■ **Do this**
Take from the listing each line that has the string "screenshot".

(Extracts from a graphics dataset)
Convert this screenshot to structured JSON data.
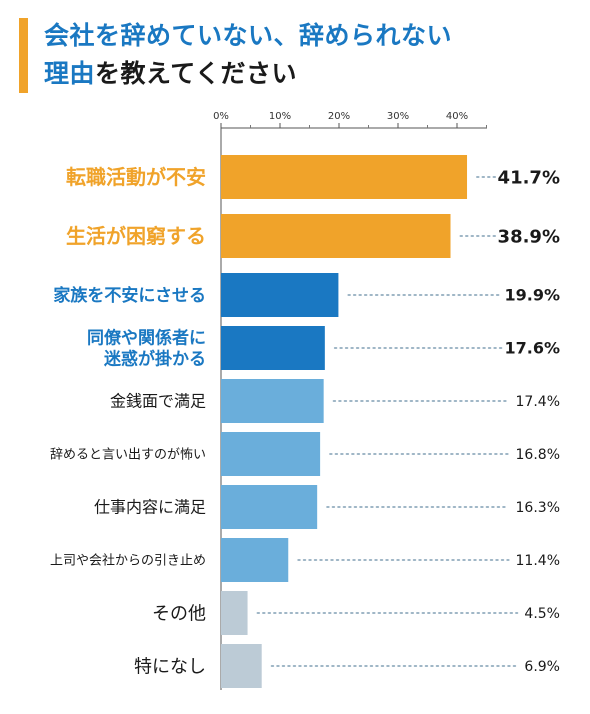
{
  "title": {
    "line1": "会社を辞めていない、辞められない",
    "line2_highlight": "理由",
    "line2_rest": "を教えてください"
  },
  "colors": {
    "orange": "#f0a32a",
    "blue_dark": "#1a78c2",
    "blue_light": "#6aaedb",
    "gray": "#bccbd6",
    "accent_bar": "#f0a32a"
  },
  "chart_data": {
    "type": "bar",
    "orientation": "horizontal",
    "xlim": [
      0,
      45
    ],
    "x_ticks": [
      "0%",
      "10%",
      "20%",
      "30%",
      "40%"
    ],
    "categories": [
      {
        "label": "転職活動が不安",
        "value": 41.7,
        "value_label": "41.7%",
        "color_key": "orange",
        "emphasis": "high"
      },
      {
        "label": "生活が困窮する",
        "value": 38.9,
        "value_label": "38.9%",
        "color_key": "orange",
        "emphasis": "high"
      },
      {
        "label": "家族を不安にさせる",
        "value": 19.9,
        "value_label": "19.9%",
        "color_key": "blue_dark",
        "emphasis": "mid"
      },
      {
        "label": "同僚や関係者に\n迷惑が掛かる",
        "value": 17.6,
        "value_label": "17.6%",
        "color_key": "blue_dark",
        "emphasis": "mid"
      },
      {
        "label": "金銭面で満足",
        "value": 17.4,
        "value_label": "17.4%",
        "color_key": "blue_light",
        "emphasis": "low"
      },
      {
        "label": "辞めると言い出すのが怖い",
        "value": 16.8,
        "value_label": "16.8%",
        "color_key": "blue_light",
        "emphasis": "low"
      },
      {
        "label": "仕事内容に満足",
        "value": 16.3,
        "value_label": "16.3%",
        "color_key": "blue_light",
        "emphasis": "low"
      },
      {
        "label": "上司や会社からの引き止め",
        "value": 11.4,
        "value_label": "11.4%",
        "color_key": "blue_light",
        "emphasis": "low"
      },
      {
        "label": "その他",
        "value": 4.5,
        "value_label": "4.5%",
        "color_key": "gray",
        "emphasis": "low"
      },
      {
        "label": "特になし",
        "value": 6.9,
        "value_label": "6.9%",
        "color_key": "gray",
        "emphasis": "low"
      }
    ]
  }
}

* * *

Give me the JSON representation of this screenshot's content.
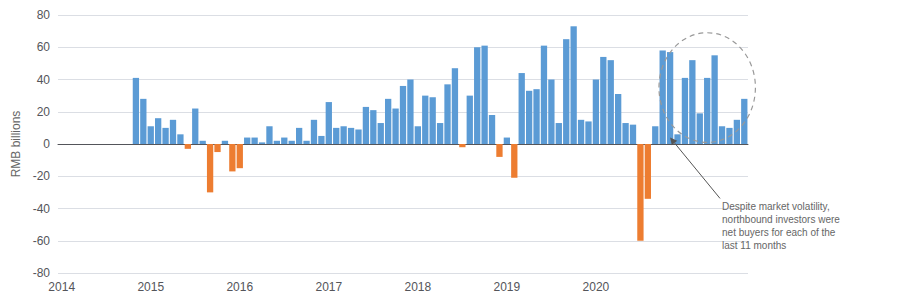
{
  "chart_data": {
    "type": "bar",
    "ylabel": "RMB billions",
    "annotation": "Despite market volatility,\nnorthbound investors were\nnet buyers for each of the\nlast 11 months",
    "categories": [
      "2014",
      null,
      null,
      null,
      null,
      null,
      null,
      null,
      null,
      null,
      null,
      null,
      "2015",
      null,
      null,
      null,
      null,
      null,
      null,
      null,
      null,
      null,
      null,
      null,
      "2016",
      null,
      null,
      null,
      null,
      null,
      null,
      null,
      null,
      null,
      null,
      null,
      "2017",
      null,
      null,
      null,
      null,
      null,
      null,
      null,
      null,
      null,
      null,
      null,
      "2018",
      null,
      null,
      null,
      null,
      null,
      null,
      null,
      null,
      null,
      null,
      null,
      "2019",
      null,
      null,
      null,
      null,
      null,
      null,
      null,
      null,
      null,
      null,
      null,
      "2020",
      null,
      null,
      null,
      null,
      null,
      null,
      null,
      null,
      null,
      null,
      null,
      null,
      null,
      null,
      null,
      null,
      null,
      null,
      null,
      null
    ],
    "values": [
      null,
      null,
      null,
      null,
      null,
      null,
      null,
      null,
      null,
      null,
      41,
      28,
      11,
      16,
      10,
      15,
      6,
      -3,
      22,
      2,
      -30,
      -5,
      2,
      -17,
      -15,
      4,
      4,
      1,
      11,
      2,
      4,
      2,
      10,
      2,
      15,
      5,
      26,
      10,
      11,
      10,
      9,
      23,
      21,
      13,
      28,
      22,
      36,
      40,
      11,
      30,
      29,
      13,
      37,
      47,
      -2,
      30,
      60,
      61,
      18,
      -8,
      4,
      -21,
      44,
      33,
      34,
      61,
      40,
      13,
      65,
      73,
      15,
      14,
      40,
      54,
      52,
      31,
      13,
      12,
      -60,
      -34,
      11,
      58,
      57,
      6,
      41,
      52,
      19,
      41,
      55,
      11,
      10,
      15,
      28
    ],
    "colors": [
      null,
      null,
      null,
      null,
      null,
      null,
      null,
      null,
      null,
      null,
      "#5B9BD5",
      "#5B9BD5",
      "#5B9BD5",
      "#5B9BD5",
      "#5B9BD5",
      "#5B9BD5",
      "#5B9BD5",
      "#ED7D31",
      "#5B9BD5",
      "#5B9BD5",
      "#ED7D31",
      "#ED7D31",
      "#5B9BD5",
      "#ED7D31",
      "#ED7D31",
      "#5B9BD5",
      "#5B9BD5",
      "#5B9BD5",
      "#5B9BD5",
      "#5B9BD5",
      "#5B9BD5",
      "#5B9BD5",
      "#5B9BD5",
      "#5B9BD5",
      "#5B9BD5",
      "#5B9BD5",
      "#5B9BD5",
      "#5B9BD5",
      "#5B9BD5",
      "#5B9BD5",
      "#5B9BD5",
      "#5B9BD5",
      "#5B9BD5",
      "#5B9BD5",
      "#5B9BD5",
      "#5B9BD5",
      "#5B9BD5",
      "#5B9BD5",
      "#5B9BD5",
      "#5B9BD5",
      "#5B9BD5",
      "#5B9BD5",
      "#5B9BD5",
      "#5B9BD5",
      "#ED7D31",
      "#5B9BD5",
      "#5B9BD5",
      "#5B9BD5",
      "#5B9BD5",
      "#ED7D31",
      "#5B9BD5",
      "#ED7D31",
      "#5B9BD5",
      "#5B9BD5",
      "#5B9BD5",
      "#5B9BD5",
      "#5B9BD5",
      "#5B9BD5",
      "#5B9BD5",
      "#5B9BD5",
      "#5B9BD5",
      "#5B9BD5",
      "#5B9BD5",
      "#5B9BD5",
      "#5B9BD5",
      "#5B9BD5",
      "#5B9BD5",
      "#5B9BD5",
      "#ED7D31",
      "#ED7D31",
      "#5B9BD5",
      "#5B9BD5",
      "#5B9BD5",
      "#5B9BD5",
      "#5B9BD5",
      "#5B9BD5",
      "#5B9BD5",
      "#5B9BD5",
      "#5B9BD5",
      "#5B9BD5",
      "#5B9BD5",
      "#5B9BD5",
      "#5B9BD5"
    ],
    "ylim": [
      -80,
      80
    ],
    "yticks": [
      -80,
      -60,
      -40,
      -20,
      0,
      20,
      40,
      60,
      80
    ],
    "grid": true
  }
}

■ **Answer**
Convert this screenshot to structured JSON data.
Give me the JSON representation of this screenshot's content.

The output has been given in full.